Repeat each entry exactly and drop the pictures.
[begin Records provided]
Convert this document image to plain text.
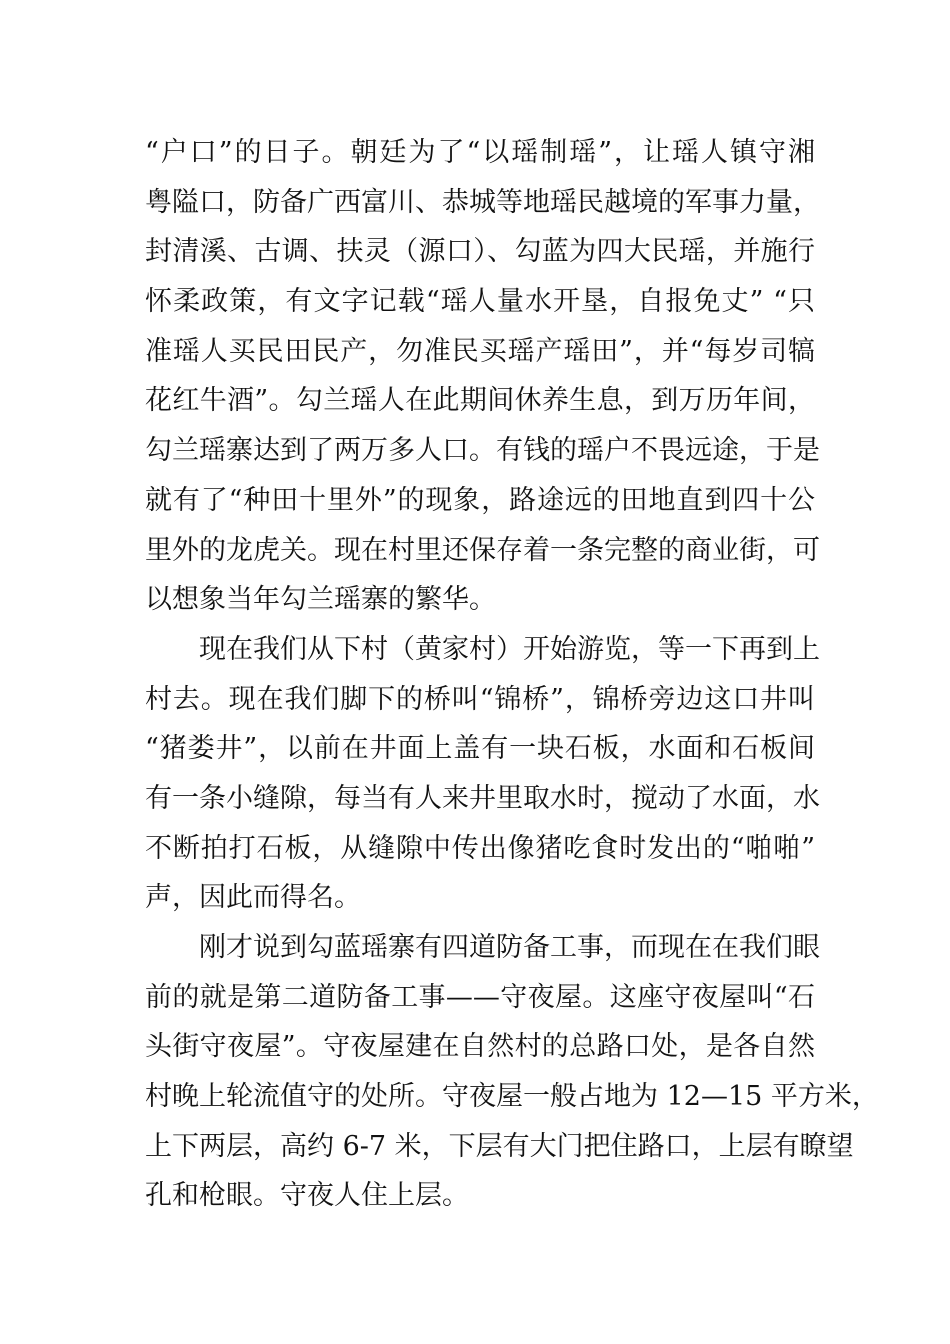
“户口”的日子。朝廷为了“以瑶制瑶”，让瑶人镇守湘
粤隘口，防备广西富川、恭城等地瑶民越境的军事力量，
封清溪、古调、扶灵（源口）、勾蓝为四大民瑶，并施行
怀柔政策，有文字记载“瑶人量水开垦，自报免丈” “只
准瑶人买民田民产，勿准民买瑶产瑶田”，并“每岁司犒
花红牛酒”。勾兰瑶人在此期间休养生息，到万历年间，
勾兰瑶寨达到了两万多人口。有钱的瑶户不畏远途，于是
就有了“种田十里外”的现象，路途远的田地直到四十公
里外的龙虎关。现在村里还保存着一条完整的商业街，可
以想象当年勾兰瑶寨的繁华。
现在我们从下村（黄家村）开始游览，等一下再到上
村去。现在我们脚下的桥叫“锦桥”，锦桥旁边这口井叫
“猪娄井”，以前在井面上盖有一块石板，水面和石板间
有一条小缝隙，每当有人来井里取水时，搅动了水面，水
不断拍打石板，从缝隙中传出像猪吃食时发出的“啪啪”
声，因此而得名。
刚才说到勾蓝瑶寨有四道防备工事，而现在在我们眼
前的就是第二道防备工事——守夜屋。这座守夜屋叫“石
头街守夜屋”。守夜屋建在自然村的总路口处，是各自然
村晚上轮流值守的处所。守夜屋一般占地为 12—15 平方米，
上下两层，高约 6-7 米，下层有大门把住路口，上层有瞭望
孔和枪眼。守夜人住上层。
[end Records provided]
**Solution for this exercise:**
Convert this document image to plain text.
“户口”的日子。朝廷为了“以瑶制瑶”，让瑶人镇守湘
粤隘口，防备广西富川、恭城等地瑶民越境的军事力量，
封清溪、古调、扶灵（源口）、勾蓝为四大民瑶，并施行
怀柔政策，有文字记载“瑶人量水开垦，自报免丈” “只
准瑶人买民田民产，勿准民买瑶产瑶田”，并“每岁司犒
花红牛酒”。勾兰瑶人在此期间休养生息，到万历年间，
勾兰瑶寨达到了两万多人口。有钱的瑶户不畏远途，于是
就有了“种田十里外”的现象，路途远的田地直到四十公
里外的龙虎关。现在村里还保存着一条完整的商业街，可
以想象当年勾兰瑶寨的繁华。
现在我们从下村（黄家村）开始游览，等一下再到上
村去。现在我们脚下的桥叫“锦桥”，锦桥旁边这口井叫
“猪娄井”，以前在井面上盖有一块石板，水面和石板间
有一条小缝隙，每当有人来井里取水时，搅动了水面，水
不断拍打石板，从缝隙中传出像猪吃食时发出的“啪啪”
声，因此而得名。
刚才说到勾蓝瑶寨有四道防备工事，而现在在我们眼
前的就是第二道防备工事——守夜屋。这座守夜屋叫“石
头街守夜屋”。守夜屋建在自然村的总路口处，是各自然
村晚上轮流值守的处所。守夜屋一般占地为 12—15 平方米，
上下两层，高约 6-7 米，下层有大门把住路口，上层有瞭望
孔和枪眼。守夜人住上层。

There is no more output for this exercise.